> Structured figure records

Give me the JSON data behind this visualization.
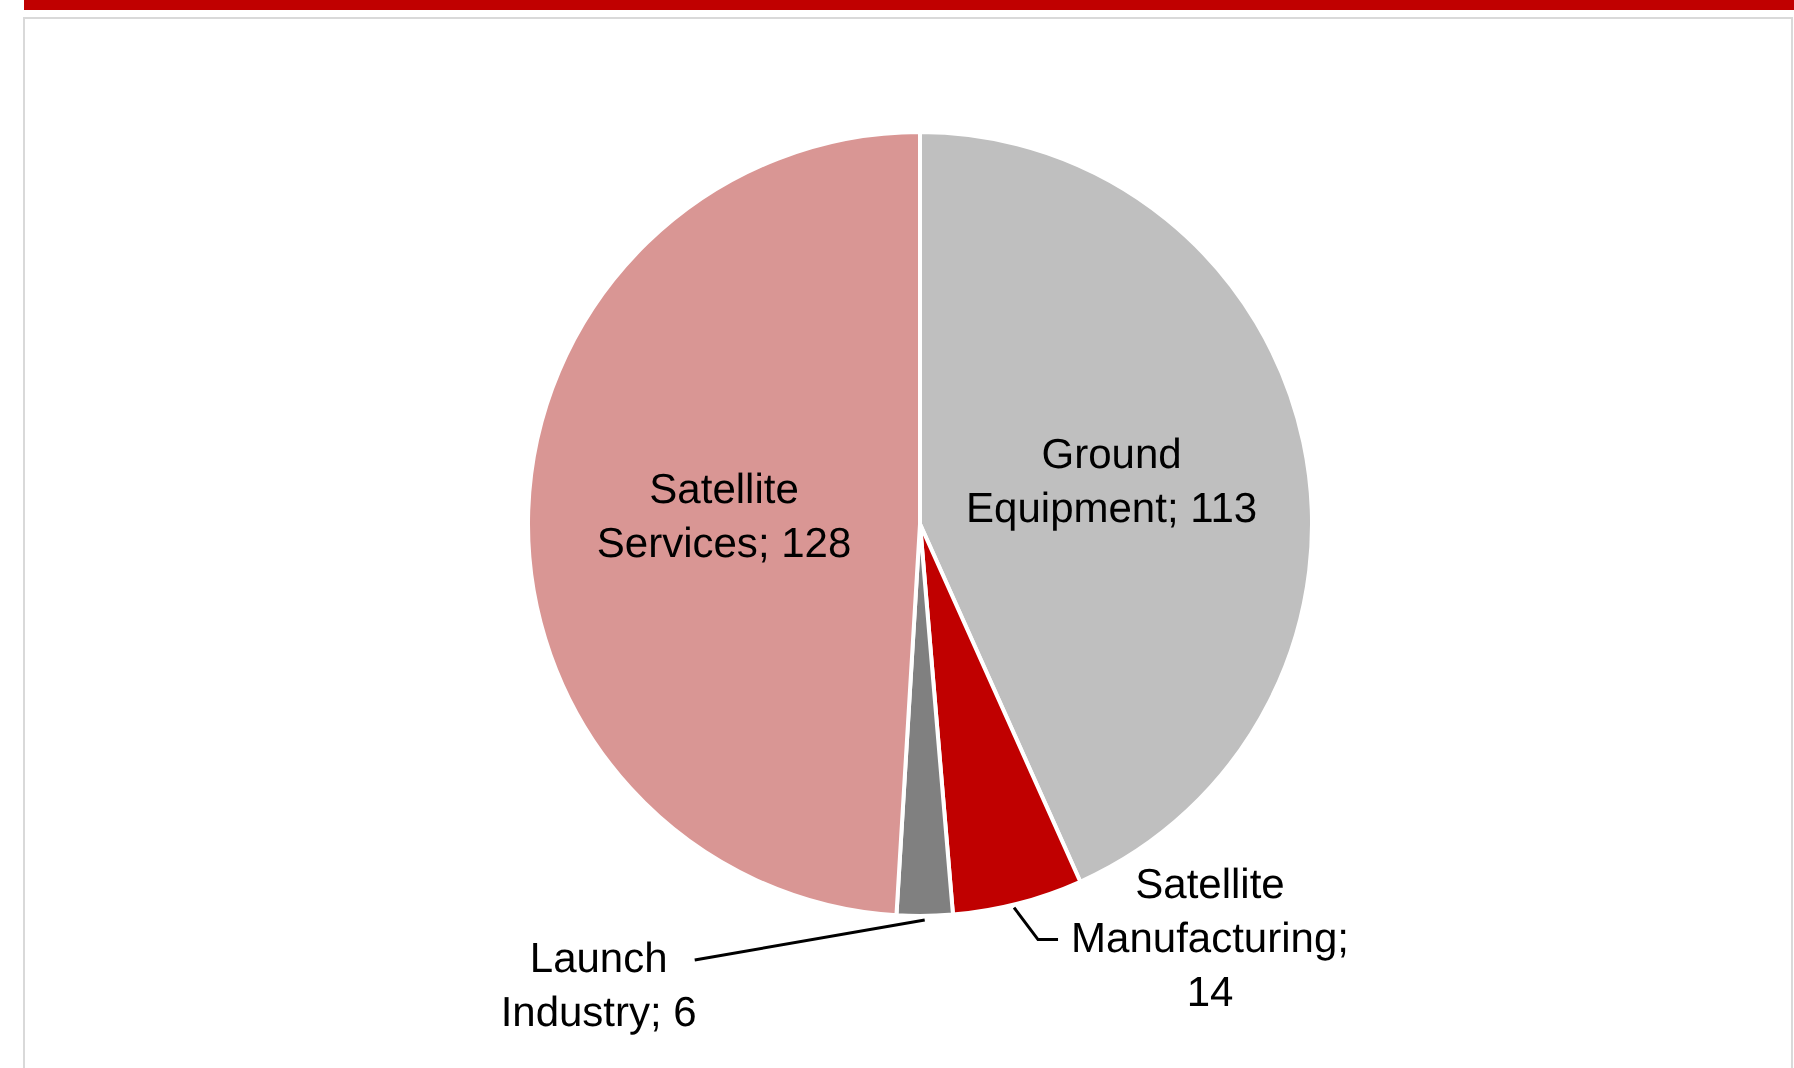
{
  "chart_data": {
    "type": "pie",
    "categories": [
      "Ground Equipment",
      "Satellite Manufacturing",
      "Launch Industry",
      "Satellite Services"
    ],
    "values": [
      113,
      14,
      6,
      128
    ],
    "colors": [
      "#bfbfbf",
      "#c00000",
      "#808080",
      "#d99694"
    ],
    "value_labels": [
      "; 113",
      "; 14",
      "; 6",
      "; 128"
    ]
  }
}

> Task statement
Output the records above exactly; leave out the pictures.

> Solution for this problem
Give me the JSON data behind this visualization.
{
  "chart_data": {
    "type": "pie",
    "categories": [
      "Ground Equipment",
      "Satellite Manufacturing",
      "Launch Industry",
      "Satellite Services"
    ],
    "values": [
      113,
      14,
      6,
      128
    ],
    "colors": [
      "#bfbfbf",
      "#c00000",
      "#808080",
      "#d99694"
    ],
    "value_labels": [
      "; 113",
      "; 14",
      "; 6",
      "; 128"
    ]
  }
}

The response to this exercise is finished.